» What needs to be done
Return the lines below that carry the word "Outing".

» Dataset entries

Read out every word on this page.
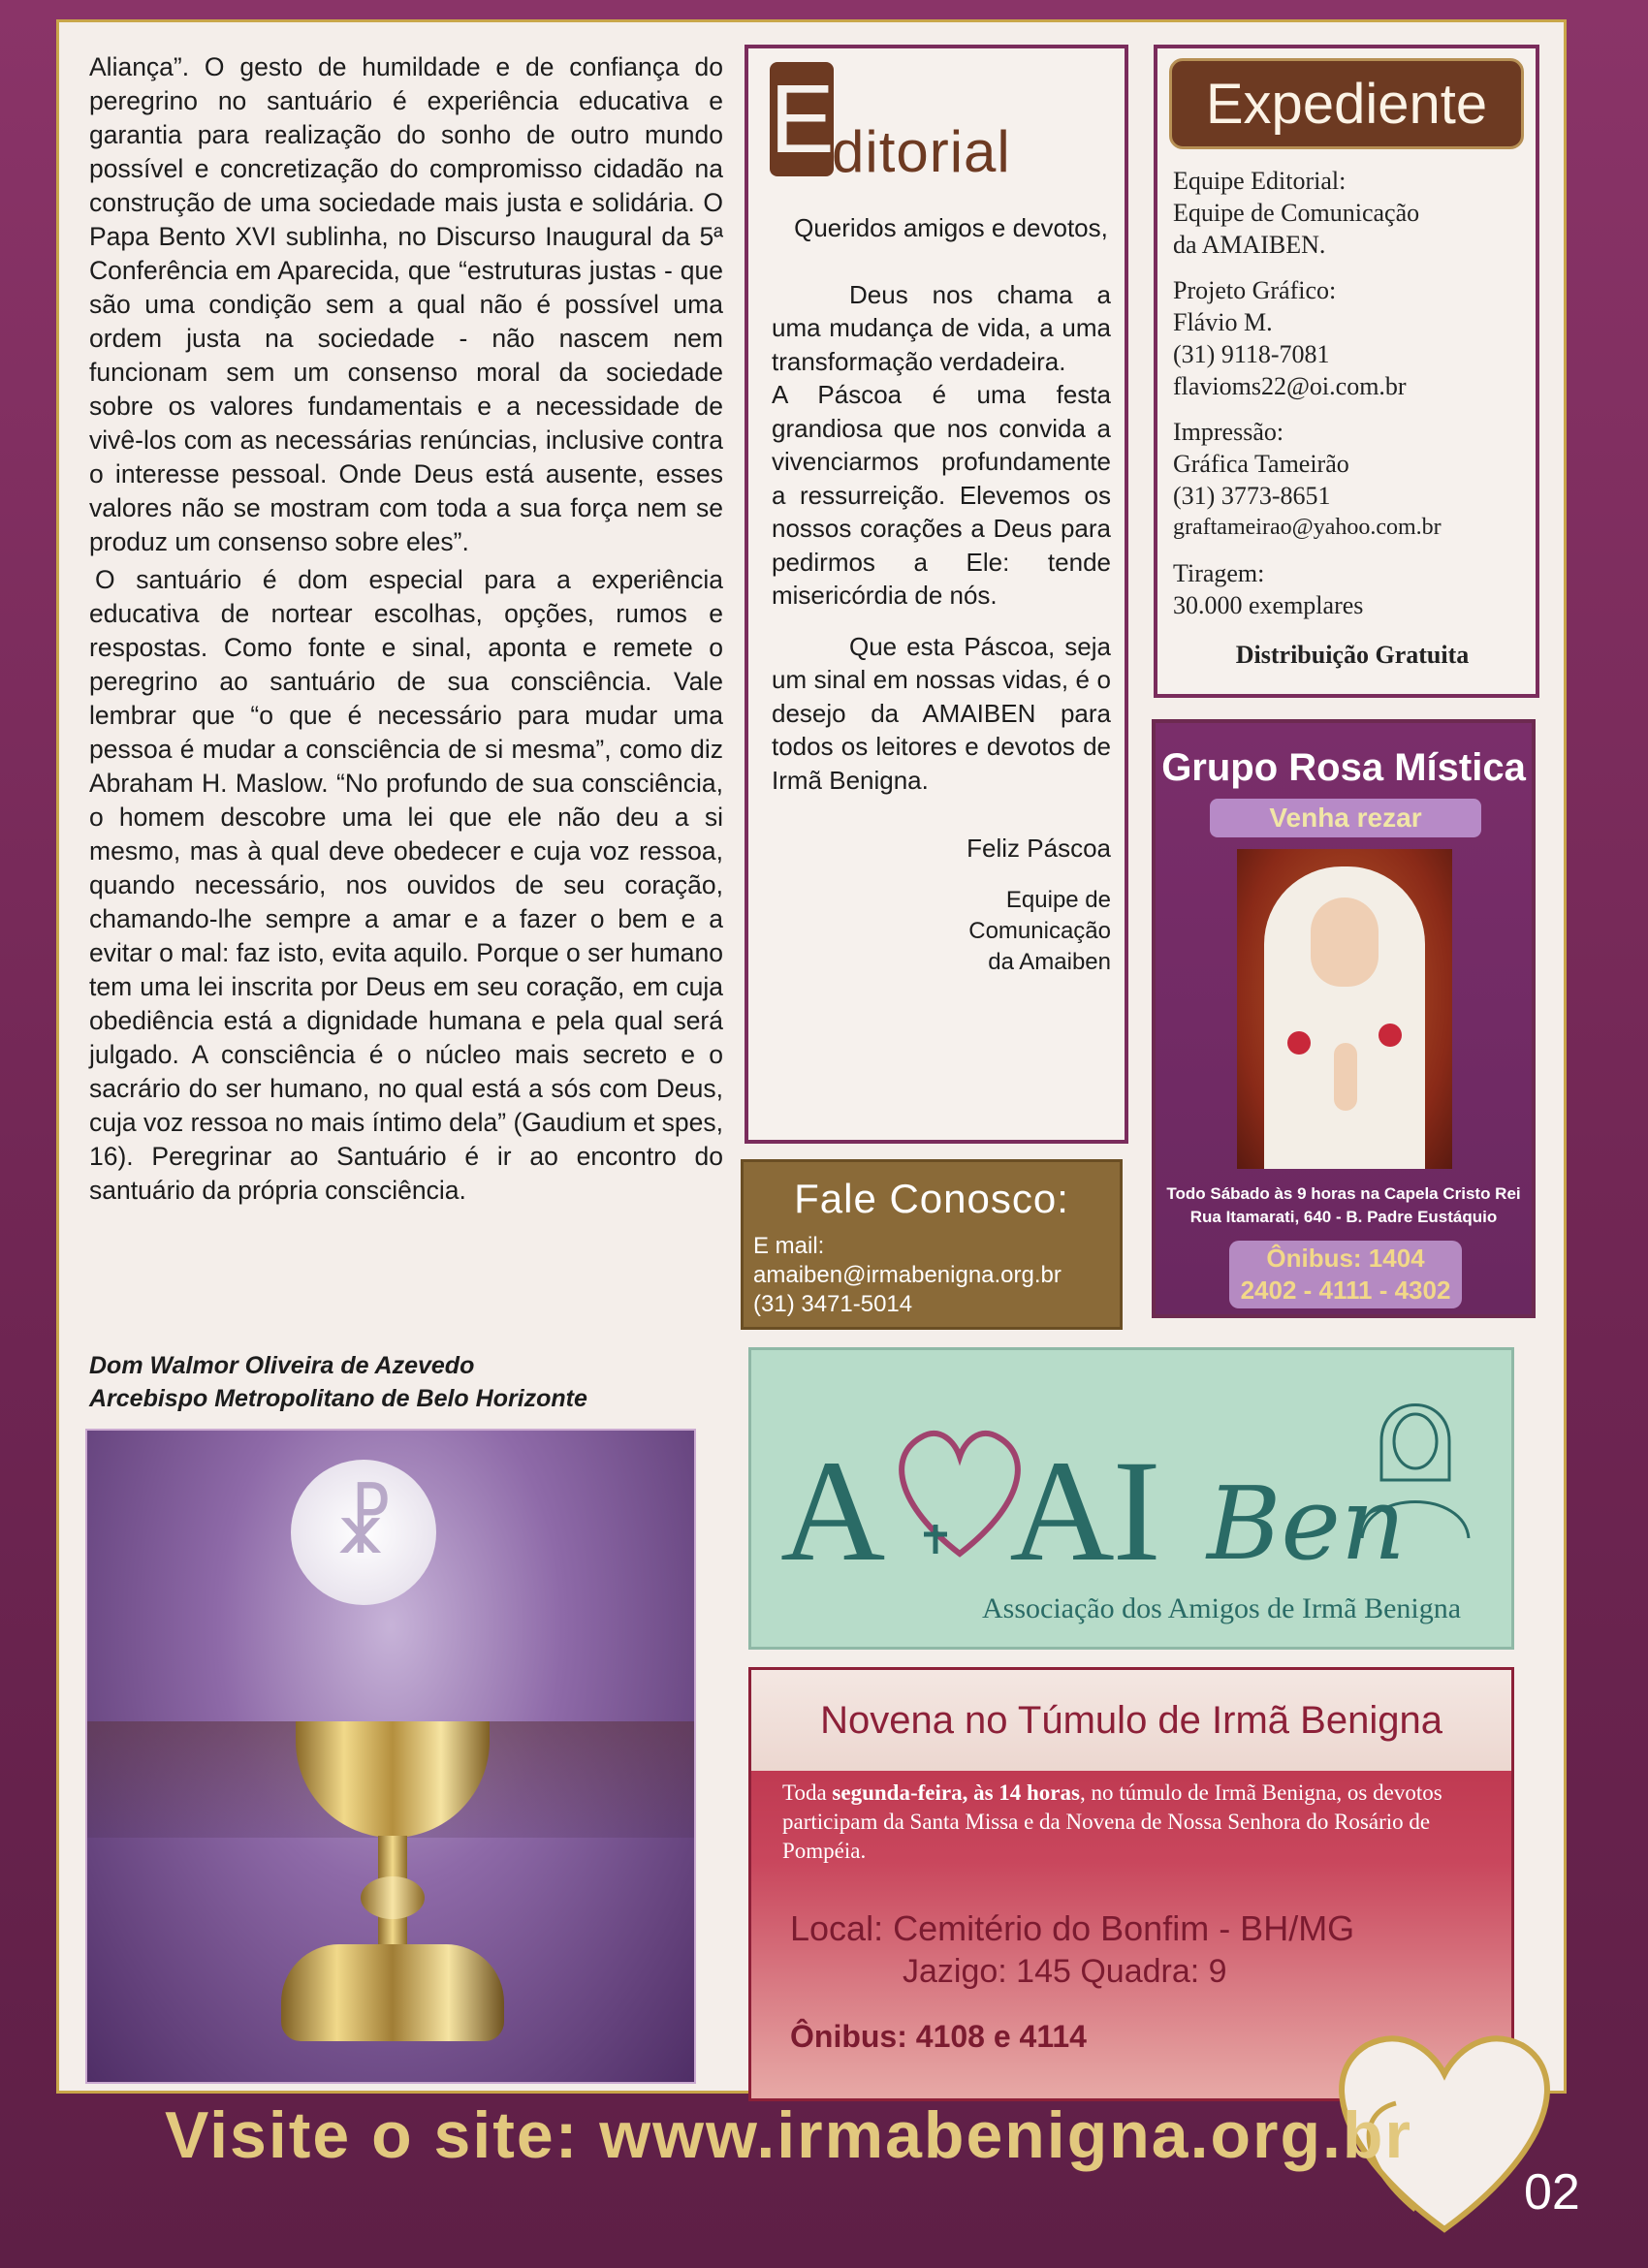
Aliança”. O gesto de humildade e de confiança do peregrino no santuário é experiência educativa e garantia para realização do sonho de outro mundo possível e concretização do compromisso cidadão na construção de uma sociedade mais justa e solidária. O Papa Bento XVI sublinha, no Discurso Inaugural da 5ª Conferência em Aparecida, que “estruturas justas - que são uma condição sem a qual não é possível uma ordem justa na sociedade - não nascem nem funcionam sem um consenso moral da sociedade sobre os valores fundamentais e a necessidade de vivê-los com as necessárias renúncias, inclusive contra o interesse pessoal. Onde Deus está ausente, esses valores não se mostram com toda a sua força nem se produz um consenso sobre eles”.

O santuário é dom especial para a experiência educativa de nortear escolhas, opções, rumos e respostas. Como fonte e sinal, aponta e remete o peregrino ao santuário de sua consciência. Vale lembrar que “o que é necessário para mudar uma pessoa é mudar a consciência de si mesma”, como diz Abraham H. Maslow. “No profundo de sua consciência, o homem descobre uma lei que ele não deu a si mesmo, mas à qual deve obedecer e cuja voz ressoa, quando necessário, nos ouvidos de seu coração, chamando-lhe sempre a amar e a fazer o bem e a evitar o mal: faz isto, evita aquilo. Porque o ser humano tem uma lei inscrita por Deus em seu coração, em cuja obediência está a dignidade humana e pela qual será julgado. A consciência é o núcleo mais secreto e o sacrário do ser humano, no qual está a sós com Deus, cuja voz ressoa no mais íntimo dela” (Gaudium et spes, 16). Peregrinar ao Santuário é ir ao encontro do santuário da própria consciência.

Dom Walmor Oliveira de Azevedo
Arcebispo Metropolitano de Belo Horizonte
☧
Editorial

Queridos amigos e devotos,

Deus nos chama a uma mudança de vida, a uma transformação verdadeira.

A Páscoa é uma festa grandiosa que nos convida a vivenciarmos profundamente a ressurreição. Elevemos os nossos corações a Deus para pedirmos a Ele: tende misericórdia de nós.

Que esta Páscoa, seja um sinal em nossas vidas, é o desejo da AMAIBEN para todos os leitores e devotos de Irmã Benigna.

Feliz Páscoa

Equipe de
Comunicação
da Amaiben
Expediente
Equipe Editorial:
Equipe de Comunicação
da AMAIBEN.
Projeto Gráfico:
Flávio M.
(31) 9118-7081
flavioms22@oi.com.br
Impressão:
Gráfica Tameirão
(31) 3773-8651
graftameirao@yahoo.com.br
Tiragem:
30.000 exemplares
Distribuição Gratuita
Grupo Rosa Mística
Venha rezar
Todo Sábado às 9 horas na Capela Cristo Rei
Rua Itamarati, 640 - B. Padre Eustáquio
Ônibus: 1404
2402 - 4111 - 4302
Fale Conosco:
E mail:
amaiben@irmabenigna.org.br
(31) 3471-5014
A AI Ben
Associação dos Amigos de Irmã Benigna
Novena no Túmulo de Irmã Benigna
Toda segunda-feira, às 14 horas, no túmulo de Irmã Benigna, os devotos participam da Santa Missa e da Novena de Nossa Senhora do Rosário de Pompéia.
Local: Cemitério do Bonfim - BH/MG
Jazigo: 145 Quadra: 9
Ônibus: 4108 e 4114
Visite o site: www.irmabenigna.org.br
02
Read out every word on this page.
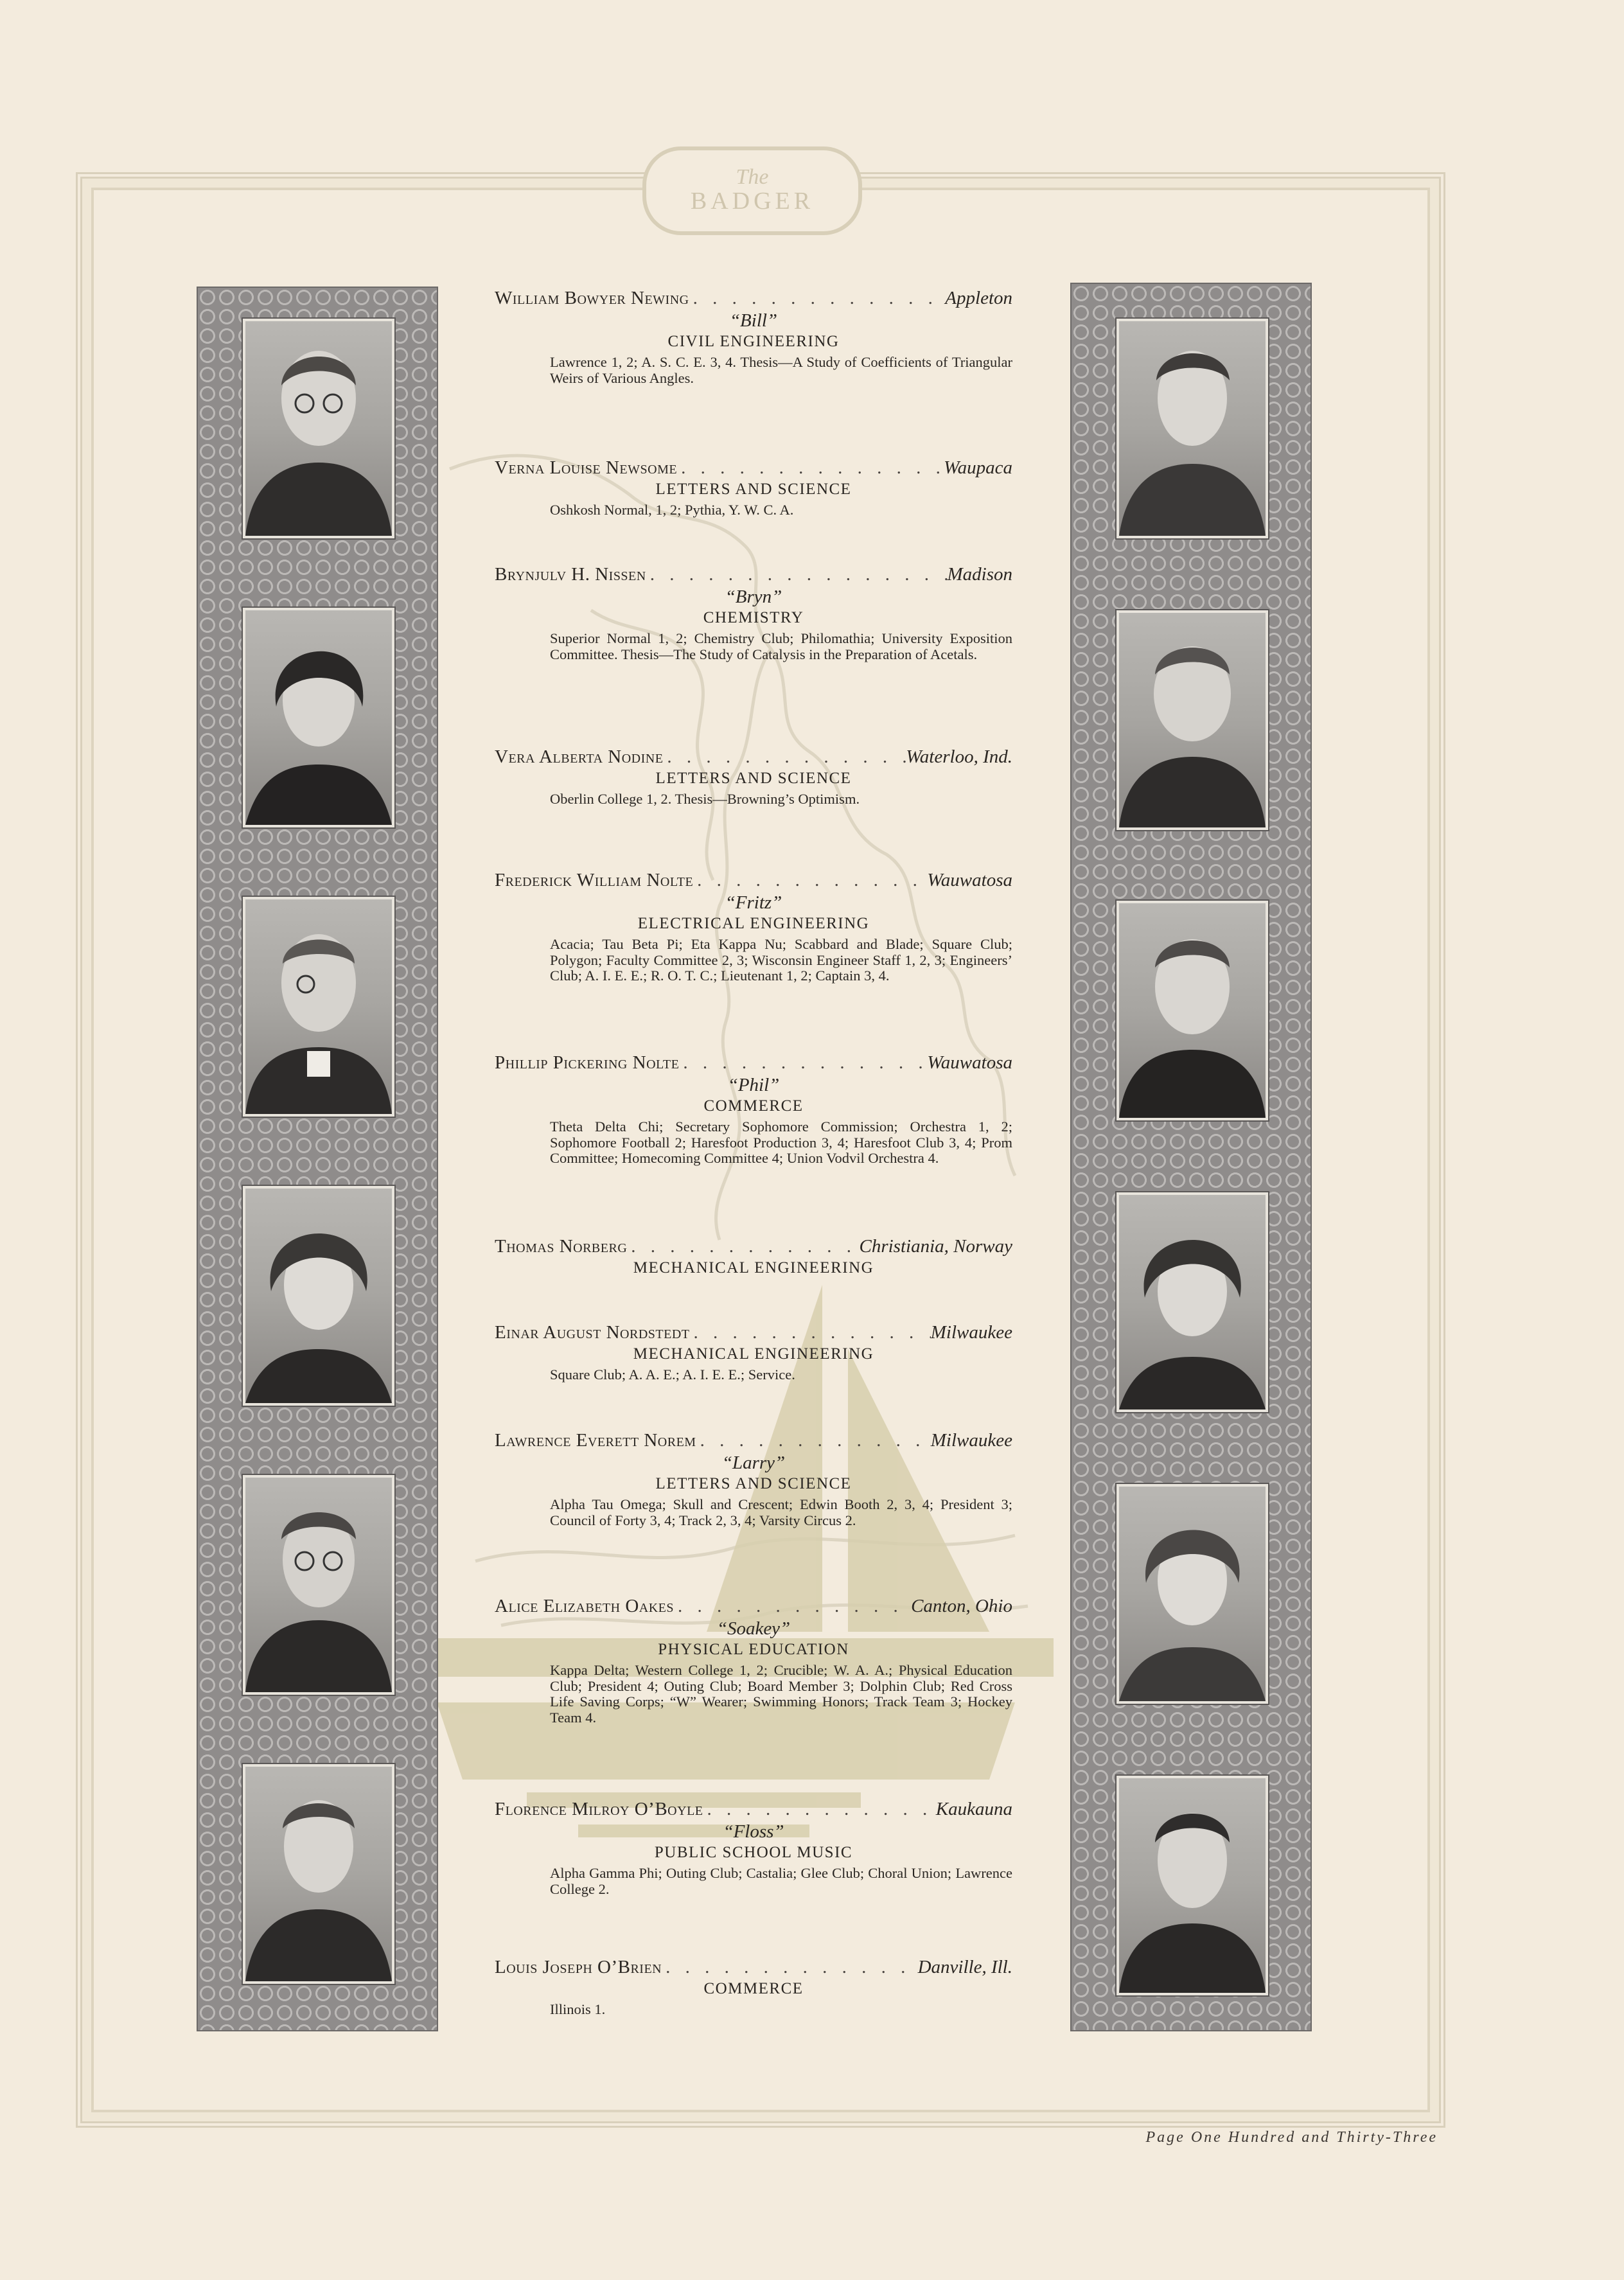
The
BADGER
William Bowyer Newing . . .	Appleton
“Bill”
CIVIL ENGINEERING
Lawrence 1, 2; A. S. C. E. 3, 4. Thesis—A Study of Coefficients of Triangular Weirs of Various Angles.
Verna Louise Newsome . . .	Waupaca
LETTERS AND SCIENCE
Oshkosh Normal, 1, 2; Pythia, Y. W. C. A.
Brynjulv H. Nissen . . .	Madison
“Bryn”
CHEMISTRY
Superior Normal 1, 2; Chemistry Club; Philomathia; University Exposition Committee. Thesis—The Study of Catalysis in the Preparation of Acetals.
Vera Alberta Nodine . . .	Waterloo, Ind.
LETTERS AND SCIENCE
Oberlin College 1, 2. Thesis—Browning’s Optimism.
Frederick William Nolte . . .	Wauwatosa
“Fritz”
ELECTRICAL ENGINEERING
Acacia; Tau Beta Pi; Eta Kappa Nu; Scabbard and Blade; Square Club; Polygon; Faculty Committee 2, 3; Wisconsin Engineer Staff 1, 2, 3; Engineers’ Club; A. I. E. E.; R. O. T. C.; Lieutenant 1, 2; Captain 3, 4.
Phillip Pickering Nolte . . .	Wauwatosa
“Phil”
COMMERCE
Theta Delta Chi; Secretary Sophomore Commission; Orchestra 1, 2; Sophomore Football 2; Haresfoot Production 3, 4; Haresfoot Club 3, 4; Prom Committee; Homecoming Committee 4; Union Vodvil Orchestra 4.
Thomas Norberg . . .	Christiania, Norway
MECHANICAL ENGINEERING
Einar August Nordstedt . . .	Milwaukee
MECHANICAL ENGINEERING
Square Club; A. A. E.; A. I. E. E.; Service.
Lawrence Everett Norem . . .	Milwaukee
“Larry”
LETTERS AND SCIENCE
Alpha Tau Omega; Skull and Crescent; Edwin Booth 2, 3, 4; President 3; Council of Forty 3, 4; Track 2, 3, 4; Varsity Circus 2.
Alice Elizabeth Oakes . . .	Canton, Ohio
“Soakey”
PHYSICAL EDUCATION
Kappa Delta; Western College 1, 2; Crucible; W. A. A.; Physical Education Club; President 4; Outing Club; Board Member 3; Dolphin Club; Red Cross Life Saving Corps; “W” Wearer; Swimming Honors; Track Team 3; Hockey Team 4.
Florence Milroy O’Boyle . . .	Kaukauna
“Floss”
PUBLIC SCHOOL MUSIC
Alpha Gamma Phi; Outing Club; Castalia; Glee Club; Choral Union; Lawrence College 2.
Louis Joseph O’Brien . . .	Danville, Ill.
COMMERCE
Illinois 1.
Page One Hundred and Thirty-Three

» Response
Kappa Delta; Western College 1, 2; Crucible; W. A. A.; Physical Education Club; President 4; Outing Club; Board Member 3; Dolphin Club; Red Cross Life Saving Corps; “W” Wearer; Swimming Honors; Track Team 3; Hockey Team 4.
Alpha Gamma Phi; Outing Club; Castalia; Glee Club; Choral Union; Lawrence College 2.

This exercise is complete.